Instruction: From the entries that follow, gather each line holding the word "Production".

Figure collection entries
↓↓↓

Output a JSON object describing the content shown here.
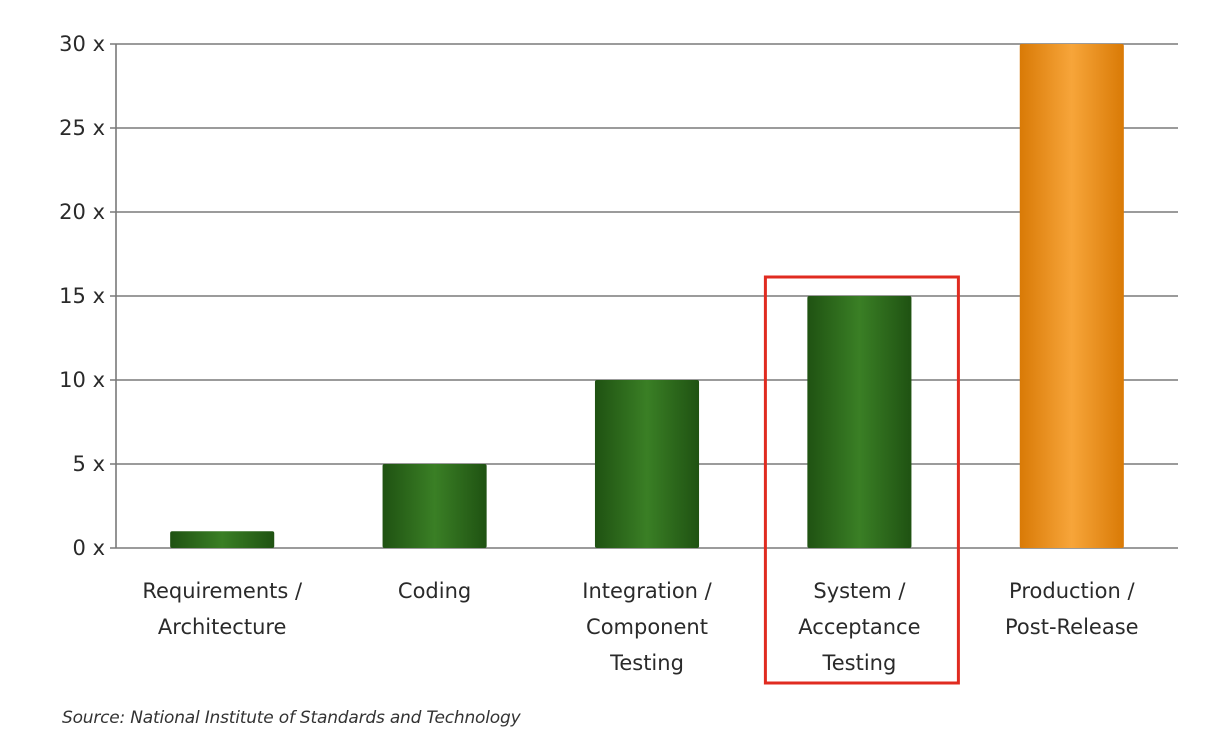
{
  "chart_data": {
    "type": "bar",
    "categories": [
      "Requirements / Architecture",
      "Coding",
      "Integration / Component Testing",
      "System / Acceptance Testing",
      "Production / Post-Release"
    ],
    "category_label_lines": [
      [
        "Requirements /",
        "Architecture"
      ],
      [
        "Coding"
      ],
      [
        "Integration /",
        "Component",
        "Testing"
      ],
      [
        "System /",
        "Acceptance",
        "Testing"
      ],
      [
        "Production /",
        "Post-Release"
      ]
    ],
    "values": [
      1,
      5,
      10,
      15,
      30
    ],
    "ylim": [
      0,
      30
    ],
    "y_ticks": [
      0,
      5,
      10,
      15,
      20,
      25,
      30
    ],
    "y_tick_suffix": " x",
    "grid": true,
    "bar_colors": [
      "#2d6b1c",
      "#2d6b1c",
      "#2d6b1c",
      "#2d6b1c",
      "#f0900e"
    ],
    "highlight_index": 3,
    "highlight_color": "#e02b20"
  },
  "source_note": "Source: National Institute of Standards and Technology"
}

↑↑↑

Exercise solution:
      "Production / Post-Release"
        "Production /",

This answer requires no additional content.